**WORK TO BE COMPLETED:**
Go through the listing and write out all of it exactly.

**EXCERPTED DATA:**
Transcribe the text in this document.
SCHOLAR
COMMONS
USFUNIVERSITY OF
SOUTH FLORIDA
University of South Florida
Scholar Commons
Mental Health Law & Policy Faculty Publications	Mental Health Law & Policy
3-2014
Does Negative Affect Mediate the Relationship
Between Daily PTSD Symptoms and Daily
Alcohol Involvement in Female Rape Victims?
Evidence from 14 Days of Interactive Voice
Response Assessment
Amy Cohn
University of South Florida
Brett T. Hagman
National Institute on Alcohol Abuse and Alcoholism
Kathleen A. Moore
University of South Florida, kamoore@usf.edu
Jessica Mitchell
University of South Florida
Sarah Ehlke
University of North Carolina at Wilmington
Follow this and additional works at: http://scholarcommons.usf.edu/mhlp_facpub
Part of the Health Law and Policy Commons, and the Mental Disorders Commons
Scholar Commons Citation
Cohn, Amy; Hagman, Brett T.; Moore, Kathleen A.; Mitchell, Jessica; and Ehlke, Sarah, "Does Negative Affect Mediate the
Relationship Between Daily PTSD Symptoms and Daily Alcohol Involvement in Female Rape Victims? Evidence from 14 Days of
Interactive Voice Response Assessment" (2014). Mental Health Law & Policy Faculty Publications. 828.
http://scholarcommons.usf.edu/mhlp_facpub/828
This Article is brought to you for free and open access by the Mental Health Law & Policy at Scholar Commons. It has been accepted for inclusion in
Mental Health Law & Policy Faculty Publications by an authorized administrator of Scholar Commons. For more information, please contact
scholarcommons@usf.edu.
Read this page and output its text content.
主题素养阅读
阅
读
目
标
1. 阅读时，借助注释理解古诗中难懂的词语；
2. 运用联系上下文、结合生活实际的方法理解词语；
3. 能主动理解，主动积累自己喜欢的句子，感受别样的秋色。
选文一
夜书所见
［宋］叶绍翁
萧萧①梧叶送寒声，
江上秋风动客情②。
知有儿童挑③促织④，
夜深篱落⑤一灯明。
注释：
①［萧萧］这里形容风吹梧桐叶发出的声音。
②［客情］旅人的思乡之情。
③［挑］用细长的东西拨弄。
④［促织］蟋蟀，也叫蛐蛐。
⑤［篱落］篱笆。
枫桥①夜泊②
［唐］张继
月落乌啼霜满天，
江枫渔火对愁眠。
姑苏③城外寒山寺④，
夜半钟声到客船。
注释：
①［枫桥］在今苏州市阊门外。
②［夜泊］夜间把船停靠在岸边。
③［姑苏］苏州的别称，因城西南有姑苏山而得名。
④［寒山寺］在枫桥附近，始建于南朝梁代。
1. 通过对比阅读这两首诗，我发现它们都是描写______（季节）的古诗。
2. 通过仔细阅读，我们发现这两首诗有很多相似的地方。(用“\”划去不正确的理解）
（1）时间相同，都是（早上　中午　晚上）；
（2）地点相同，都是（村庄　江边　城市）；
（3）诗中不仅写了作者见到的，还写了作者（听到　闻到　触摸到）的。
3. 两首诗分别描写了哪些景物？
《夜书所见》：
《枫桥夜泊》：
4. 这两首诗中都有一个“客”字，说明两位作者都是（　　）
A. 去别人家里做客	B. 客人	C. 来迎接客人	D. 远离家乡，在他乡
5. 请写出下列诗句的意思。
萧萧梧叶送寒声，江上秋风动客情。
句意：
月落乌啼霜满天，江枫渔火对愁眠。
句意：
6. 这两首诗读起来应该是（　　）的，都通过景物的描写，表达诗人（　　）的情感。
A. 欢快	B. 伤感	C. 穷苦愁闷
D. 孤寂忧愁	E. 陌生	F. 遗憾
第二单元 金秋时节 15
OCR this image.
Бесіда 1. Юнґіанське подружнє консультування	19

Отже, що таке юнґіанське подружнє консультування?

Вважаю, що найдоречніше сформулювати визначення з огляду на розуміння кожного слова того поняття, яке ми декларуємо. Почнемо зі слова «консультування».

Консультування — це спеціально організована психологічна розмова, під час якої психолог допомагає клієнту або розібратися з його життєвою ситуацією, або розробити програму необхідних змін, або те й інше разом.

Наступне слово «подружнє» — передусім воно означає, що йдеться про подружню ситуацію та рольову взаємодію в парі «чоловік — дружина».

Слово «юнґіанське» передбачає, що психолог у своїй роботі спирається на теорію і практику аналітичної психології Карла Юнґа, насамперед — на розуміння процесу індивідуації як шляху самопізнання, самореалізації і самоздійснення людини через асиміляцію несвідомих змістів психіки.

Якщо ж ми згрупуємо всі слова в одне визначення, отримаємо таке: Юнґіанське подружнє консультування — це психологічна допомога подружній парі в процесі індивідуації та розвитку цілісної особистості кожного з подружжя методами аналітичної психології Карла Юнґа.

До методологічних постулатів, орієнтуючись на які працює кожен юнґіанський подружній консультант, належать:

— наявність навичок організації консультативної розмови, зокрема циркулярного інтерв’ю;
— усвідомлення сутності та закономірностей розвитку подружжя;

**FULL OUTPUT:**
Transcribe the text in this document.
SCHOLAR
COMMONS
USFUNIVERSITY OF
SOUTH FLORIDA
University of South Florida
Scholar Commons
Mental Health Law & Policy Faculty Publications	Mental Health Law & Policy
3-2014
Does Negative Affect Mediate the Relationship
Between Daily PTSD Symptoms and Daily
Alcohol Involvement in Female Rape Victims?
Evidence from 14 Days of Interactive Voice
Response Assessment
Amy Cohn
University of South Florida
Brett T. Hagman
National Institute on Alcohol Abuse and Alcoholism
Kathleen A. Moore
University of South Florida, kamoore@usf.edu
Jessica Mitchell
University of South Florida
Sarah Ehlke
University of North Carolina at Wilmington
Follow this and additional works at: http://scholarcommons.usf.edu/mhlp_facpub
Part of the Health Law and Policy Commons, and the Mental Disorders Commons
Scholar Commons Citation
Cohn, Amy; Hagman, Brett T.; Moore, Kathleen A.; Mitchell, Jessica; and Ehlke, Sarah, "Does Negative Affect Mediate the
Relationship Between Daily PTSD Symptoms and Daily Alcohol Involvement in Female Rape Victims? Evidence from 14 Days of
Interactive Voice Response Assessment" (2014). Mental Health Law & Policy Faculty Publications. 828.
http://scholarcommons.usf.edu/mhlp_facpub/828
This Article is brought to you for free and open access by the Mental Health Law & Policy at Scholar Commons. It has been accepted for inclusion in
Mental Health Law & Policy Faculty Publications by an authorized administrator of Scholar Commons. For more information, please contact
scholarcommons@usf.edu.
Read this page and output its text content.
主题素养阅读
阅
读
目
标
1. 阅读时，借助注释理解古诗中难懂的词语；
2. 运用联系上下文、结合生活实际的方法理解词语；
3. 能主动理解，主动积累自己喜欢的句子，感受别样的秋色。
选文一
夜书所见
［宋］叶绍翁
萧萧①梧叶送寒声，
江上秋风动客情②。
知有儿童挑③促织④，
夜深篱落⑤一灯明。
注释：
①［萧萧］这里形容风吹梧桐叶发出的声音。
②［客情］旅人的思乡之情。
③［挑］用细长的东西拨弄。
④［促织］蟋蟀，也叫蛐蛐。
⑤［篱落］篱笆。
枫桥①夜泊②
［唐］张继
月落乌啼霜满天，
江枫渔火对愁眠。
姑苏③城外寒山寺④，
夜半钟声到客船。
注释：
①［枫桥］在今苏州市阊门外。
②［夜泊］夜间把船停靠在岸边。
③［姑苏］苏州的别称，因城西南有姑苏山而得名。
④［寒山寺］在枫桥附近，始建于南朝梁代。
1. 通过对比阅读这两首诗，我发现它们都是描写______（季节）的古诗。
2. 通过仔细阅读，我们发现这两首诗有很多相似的地方。(用“\”划去不正确的理解）
（1）时间相同，都是（早上　中午　晚上）；
（2）地点相同，都是（村庄　江边　城市）；
（3）诗中不仅写了作者见到的，还写了作者（听到　闻到　触摸到）的。
3. 两首诗分别描写了哪些景物？
《夜书所见》：
《枫桥夜泊》：
4. 这两首诗中都有一个“客”字，说明两位作者都是（　　）
A. 去别人家里做客	B. 客人	C. 来迎接客人	D. 远离家乡，在他乡
5. 请写出下列诗句的意思。
萧萧梧叶送寒声，江上秋风动客情。
句意：
月落乌啼霜满天，江枫渔火对愁眠。
句意：
6. 这两首诗读起来应该是（　　）的，都通过景物的描写，表达诗人（　　）的情感。
A. 欢快	B. 伤感	C. 穷苦愁闷
D. 孤寂忧愁	E. 陌生	F. 遗憾
第二单元 金秋时节 15
OCR this image.
Бесіда 1. Юнґіанське подружнє консультування	19

Отже, що таке юнґіанське подружнє консультування?

Вважаю, що найдоречніше сформулювати визначення з огляду на розуміння кожного слова того поняття, яке ми декларуємо. Почнемо зі слова «консультування».

Консультування — це спеціально організована психологічна розмова, під час якої психолог допомагає клієнту або розібратися з його життєвою ситуацією, або розробити програму необхідних змін, або те й інше разом.

Наступне слово «подружнє» — передусім воно означає, що йдеться про подружню ситуацію та рольову взаємодію в парі «чоловік — дружина».

Слово «юнґіанське» передбачає, що психолог у своїй роботі спирається на теорію і практику аналітичної психології Карла Юнґа, насамперед — на розуміння процесу індивідуації як шляху самопізнання, самореалізації і самоздійснення людини через асиміляцію несвідомих змістів психіки.

Якщо ж ми згрупуємо всі слова в одне визначення, отримаємо таке: Юнґіанське подружнє консультування — це психологічна допомога подружній парі в процесі індивідуації та розвитку цілісної особистості кожного з подружжя методами аналітичної психології Карла Юнґа.

До методологічних постулатів, орієнтуючись на які працює кожен юнґіанський подружній консультант, належать:

— наявність навичок організації консультативної розмови, зокрема циркулярного інтерв’ю;
— усвідомлення сутності та закономірностей розвитку подружжя;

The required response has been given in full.